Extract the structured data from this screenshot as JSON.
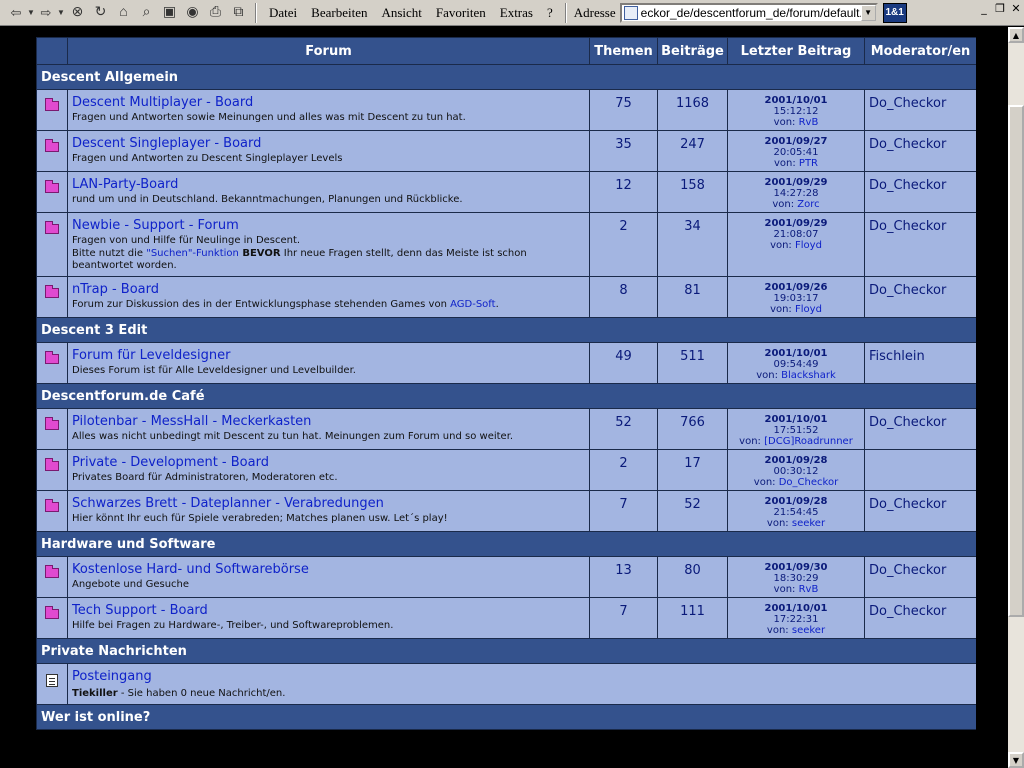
{
  "toolbar": {
    "buttons": [
      {
        "name": "back-button",
        "glyph": "⇦"
      },
      {
        "name": "forward-button",
        "glyph": "⇨"
      },
      {
        "name": "stop-button",
        "glyph": "⊗"
      },
      {
        "name": "refresh-button",
        "glyph": "↻"
      },
      {
        "name": "home-button",
        "glyph": "⌂"
      },
      {
        "name": "search-button",
        "glyph": "⌕"
      },
      {
        "name": "favorites-button",
        "glyph": "▣"
      },
      {
        "name": "history-button",
        "glyph": "◉"
      },
      {
        "name": "print-button",
        "glyph": "⎙"
      },
      {
        "name": "fullscreen-button",
        "glyph": "⧉"
      }
    ],
    "menu": [
      "Datei",
      "Bearbeiten",
      "Ansicht",
      "Favoriten",
      "Extras",
      "?"
    ],
    "address_label": "Adresse",
    "address_value": "eckor_de/descentforum_de/forum/default.asp",
    "brand": "1&1"
  },
  "window_controls": [
    "_",
    "❐",
    "✕"
  ],
  "table": {
    "headers": {
      "forum": "Forum",
      "topics": "Themen",
      "posts": "Beiträge",
      "last_post": "Letzter Beitrag",
      "moderators": "Moderator/en"
    },
    "categories": [
      {
        "name": "Descent Allgemein",
        "forums": [
          {
            "title": "Descent Multiplayer - Board",
            "desc": "Fragen und Antworten sowie Meinungen und alles was mit Descent zu tun hat.",
            "topics": "75",
            "posts": "1168",
            "date": "2001/10/01",
            "time": "15:12:12",
            "by_label": "von:",
            "by": "RvB",
            "mod": "Do_Checkor"
          },
          {
            "title": "Descent Singleplayer - Board",
            "desc": "Fragen und Antworten zu Descent Singleplayer Levels",
            "topics": "35",
            "posts": "247",
            "date": "2001/09/27",
            "time": "20:05:41",
            "by_label": "von:",
            "by": "PTR",
            "mod": "Do_Checkor"
          },
          {
            "title": "LAN-Party-Board",
            "desc": "rund um und in Deutschland. Bekanntmachungen, Planungen und Rückblicke.",
            "topics": "12",
            "posts": "158",
            "date": "2001/09/29",
            "time": "14:27:28",
            "by_label": "von:",
            "by": "Zorc",
            "mod": "Do_Checkor"
          },
          {
            "title": "Newbie - Support - Forum",
            "desc": "Fragen von und Hilfe für Neulinge in Descent.",
            "desc2_pre": "Bitte nutzt die ",
            "desc2_link": "\"Suchen\"-Funktion",
            "desc2_bold": " BEVOR",
            "desc2_post": " Ihr neue Fragen stellt, denn das Meiste ist schon beantwortet worden.",
            "topics": "2",
            "posts": "34",
            "date": "2001/09/29",
            "time": "21:08:07",
            "by_label": "von:",
            "by": "Floyd",
            "mod": "Do_Checkor"
          },
          {
            "title": "nTrap - Board",
            "desc_pre": "Forum zur Diskussion des in der Entwicklungsphase stehenden Games von ",
            "desc_link": "AGD-Soft",
            "desc_post": ".",
            "topics": "8",
            "posts": "81",
            "date": "2001/09/26",
            "time": "19:03:17",
            "by_label": "von:",
            "by": "Floyd",
            "mod": "Do_Checkor"
          }
        ]
      },
      {
        "name": "Descent 3 Edit",
        "forums": [
          {
            "title": "Forum für Leveldesigner",
            "desc": "Dieses Forum ist für Alle Leveldesigner und Levelbuilder.",
            "topics": "49",
            "posts": "511",
            "date": "2001/10/01",
            "time": "09:54:49",
            "by_label": "von:",
            "by": "Blackshark",
            "mod": "Fischlein"
          }
        ]
      },
      {
        "name": "Descentforum.de Café",
        "forums": [
          {
            "title": "Pilotenbar - MessHall - Meckerkasten",
            "desc": "Alles was nicht unbedingt mit Descent zu tun hat. Meinungen zum Forum und so weiter.",
            "topics": "52",
            "posts": "766",
            "date": "2001/10/01",
            "time": "17:51:52",
            "by_label": "von:",
            "by": "[DCG]Roadrunner",
            "mod": "Do_Checkor"
          },
          {
            "title": "Private - Development - Board",
            "desc": "Privates Board für Administratoren, Moderatoren etc.",
            "topics": "2",
            "posts": "17",
            "date": "2001/09/28",
            "time": "00:30:12",
            "by_label": "von:",
            "by": "Do_Checkor",
            "mod": ""
          },
          {
            "title": "Schwarzes Brett - Dateplanner - Verabredungen",
            "desc": "Hier könnt Ihr euch für Spiele verabreden; Matches planen usw. Let´s play!",
            "topics": "7",
            "posts": "52",
            "date": "2001/09/28",
            "time": "21:54:45",
            "by_label": "von:",
            "by": "seeker",
            "mod": "Do_Checkor"
          }
        ]
      },
      {
        "name": "Hardware und Software",
        "forums": [
          {
            "title": "Kostenlose Hard- und Softwarebörse",
            "desc": "Angebote und Gesuche",
            "topics": "13",
            "posts": "80",
            "date": "2001/09/30",
            "time": "18:30:29",
            "by_label": "von:",
            "by": "RvB",
            "mod": "Do_Checkor"
          },
          {
            "title": "Tech Support - Board",
            "desc": "Hilfe bei Fragen zu Hardware-, Treiber-, und Softwareproblemen.",
            "topics": "7",
            "posts": "111",
            "date": "2001/10/01",
            "time": "17:22:31",
            "by_label": "von:",
            "by": "seeker",
            "mod": "Do_Checkor"
          }
        ]
      }
    ],
    "private": {
      "name": "Private Nachrichten",
      "inbox_title": "Posteingang",
      "inbox_user": "Tiekiller",
      "inbox_text": " - Sie haben 0 neue Nachricht/en."
    },
    "online": {
      "name": "Wer ist online?"
    }
  },
  "colors": {
    "header_bg": "#34528d",
    "row_bg": "#a3b5e1",
    "link": "#0f22c9",
    "page_bg": "#000000"
  }
}
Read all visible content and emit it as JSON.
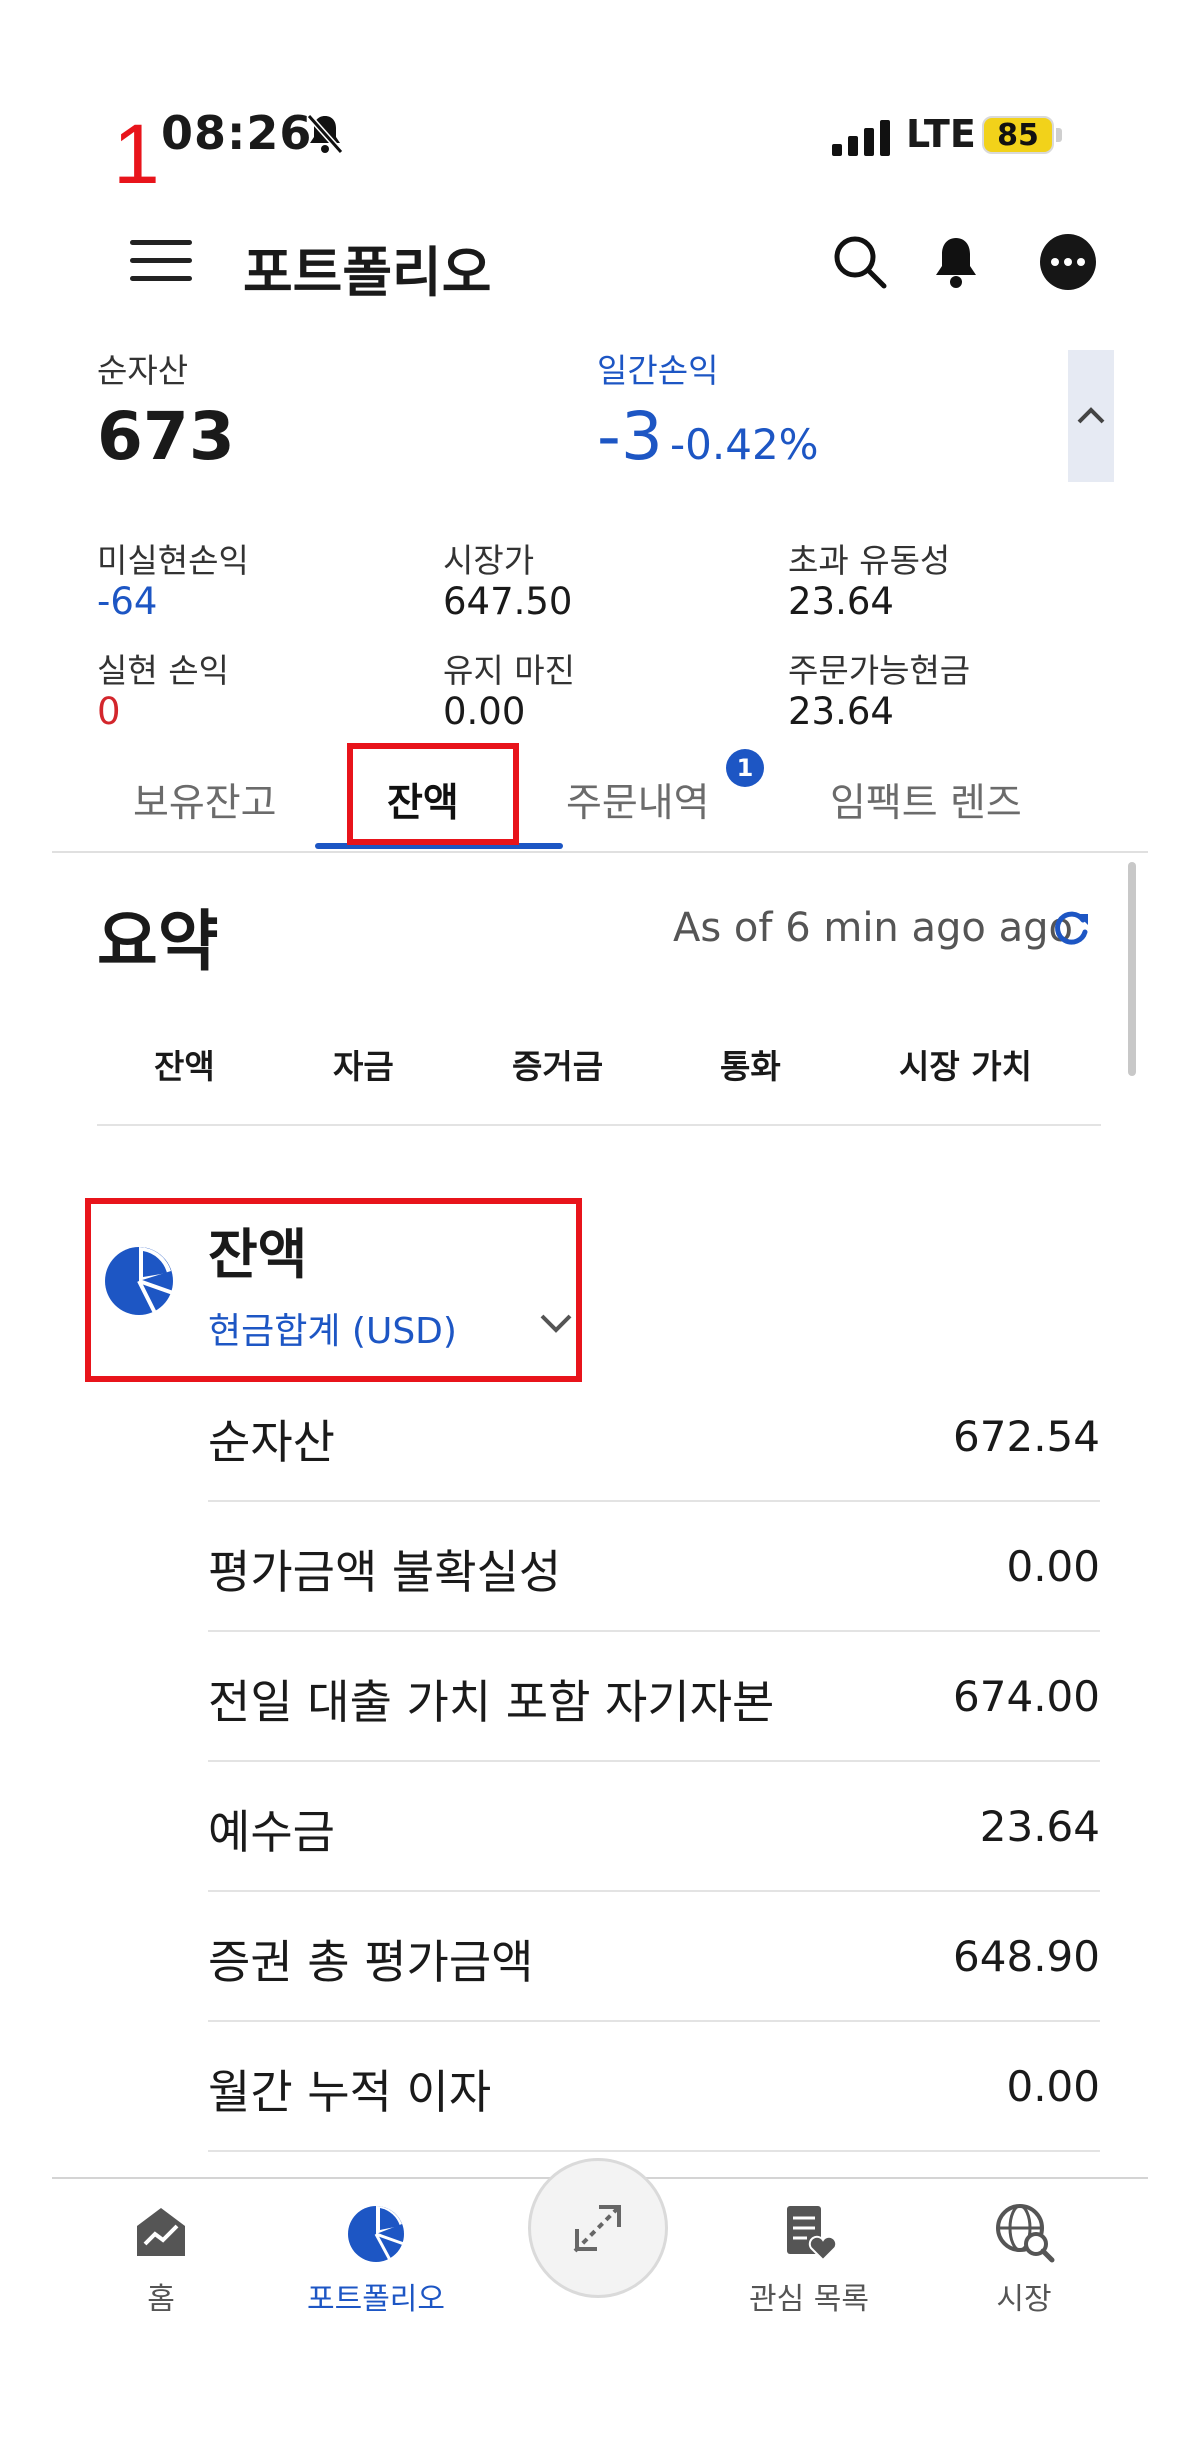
{
  "annotation": {
    "marker": "1",
    "highlight_color": "#e8141b"
  },
  "status_bar": {
    "time": "08:26",
    "network": "LTE",
    "battery": "85",
    "bell_icon": "bell-slash-icon"
  },
  "header": {
    "title": "포트폴리오",
    "icons": [
      "menu-icon",
      "search-icon",
      "bell-icon",
      "more-icon"
    ]
  },
  "summary": {
    "net_assets_label": "순자산",
    "net_assets_value": "673",
    "daily_pl_label": "일간손익",
    "daily_pl_value": "-3",
    "daily_pl_pct": "-0.42%",
    "metrics": [
      {
        "label": "미실현손익",
        "value": "-64",
        "color": "blue"
      },
      {
        "label": "시장가",
        "value": "647.50",
        "color": "default"
      },
      {
        "label": "초과 유동성",
        "value": "23.64",
        "color": "default"
      },
      {
        "label": "실현 손익",
        "value": "0",
        "color": "red"
      },
      {
        "label": "유지 마진",
        "value": "0.00",
        "color": "default"
      },
      {
        "label": "주문가능현금",
        "value": "23.64",
        "color": "default"
      }
    ]
  },
  "tabs": [
    {
      "label": "보유잔고",
      "active": false
    },
    {
      "label": "잔액",
      "active": true
    },
    {
      "label": "주문내역",
      "active": false,
      "badge": "1"
    },
    {
      "label": "임팩트 렌즈",
      "active": false
    }
  ],
  "section": {
    "title": "요약",
    "as_of": "As of 6 min ago ago",
    "subtabs": [
      "잔액",
      "자금",
      "증거금",
      "통화",
      "시장 가치"
    ]
  },
  "balance_group": {
    "title": "잔액",
    "selector": "현금합계 (USD)",
    "rows": [
      {
        "label": "순자산",
        "value": "672.54"
      },
      {
        "label": "평가금액 불확실성",
        "value": "0.00"
      },
      {
        "label": "전일 대출 가치 포함 자기자본",
        "value": "674.00"
      },
      {
        "label": "예수금",
        "value": "23.64"
      },
      {
        "label": "증권 총 평가금액",
        "value": "648.90"
      },
      {
        "label": "월간 누적 이자",
        "value": "0.00"
      }
    ]
  },
  "bottom_nav": [
    {
      "label": "홈",
      "icon": "home-chart-icon",
      "active": false
    },
    {
      "label": "포트폴리오",
      "icon": "pie-chart-icon",
      "active": true
    },
    {
      "label": "",
      "icon": "trade-arrows-icon",
      "active": false
    },
    {
      "label": "관심 목록",
      "icon": "watchlist-icon",
      "active": false
    },
    {
      "label": "시장",
      "icon": "globe-search-icon",
      "active": false
    }
  ],
  "colors": {
    "accent": "#1d56c4",
    "negative_red": "#d3262c",
    "text": "#1a1a1a"
  }
}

====

EXERCISE PROMPT:
Where a line in the entries holds the word "search", copy that line.

OUTPUT OF THE TASK:
        "name": "search-button",
      "search-icon",
      "icon": "globe-search-icon",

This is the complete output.